== What is being asked ==
Give every line of the material again, exactly as written.

== Data in this exercise ==

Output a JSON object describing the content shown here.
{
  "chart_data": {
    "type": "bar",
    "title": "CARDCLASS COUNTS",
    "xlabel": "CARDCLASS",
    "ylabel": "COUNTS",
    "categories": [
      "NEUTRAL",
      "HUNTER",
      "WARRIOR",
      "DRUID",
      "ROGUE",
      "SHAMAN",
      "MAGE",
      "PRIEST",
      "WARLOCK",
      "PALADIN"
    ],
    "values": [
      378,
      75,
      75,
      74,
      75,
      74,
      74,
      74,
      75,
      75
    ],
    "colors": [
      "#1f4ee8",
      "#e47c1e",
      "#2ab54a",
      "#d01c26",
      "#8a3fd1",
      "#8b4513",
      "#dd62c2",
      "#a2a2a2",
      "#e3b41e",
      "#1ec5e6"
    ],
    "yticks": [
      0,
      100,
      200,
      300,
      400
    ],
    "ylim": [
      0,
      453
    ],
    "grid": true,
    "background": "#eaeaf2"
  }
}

== Written solution ==
Output a JSON object describing the content shown here.
{
  "chart_data": {
    "type": "bar",
    "title": "CARDCLASS COUNTS",
    "xlabel": "CARDCLASS",
    "ylabel": "COUNTS",
    "categories": [
      "NEUTRAL",
      "HUNTER",
      "WARRIOR",
      "DRUID",
      "ROGUE",
      "SHAMAN",
      "MAGE",
      "PRIEST",
      "WARLOCK",
      "PALADIN"
    ],
    "values": [
      378,
      75,
      75,
      74,
      75,
      74,
      74,
      74,
      75,
      75
    ],
    "colors": [
      "#1f4ee8",
      "#e47c1e",
      "#2ab54a",
      "#d01c26",
      "#8a3fd1",
      "#8b4513",
      "#dd62c2",
      "#a2a2a2",
      "#e3b41e",
      "#1ec5e6"
    ],
    "yticks": [
      0,
      100,
      200,
      300,
      400
    ],
    "ylim": [
      0,
      453
    ],
    "grid": true,
    "background": "#eaeaf2"
  }
}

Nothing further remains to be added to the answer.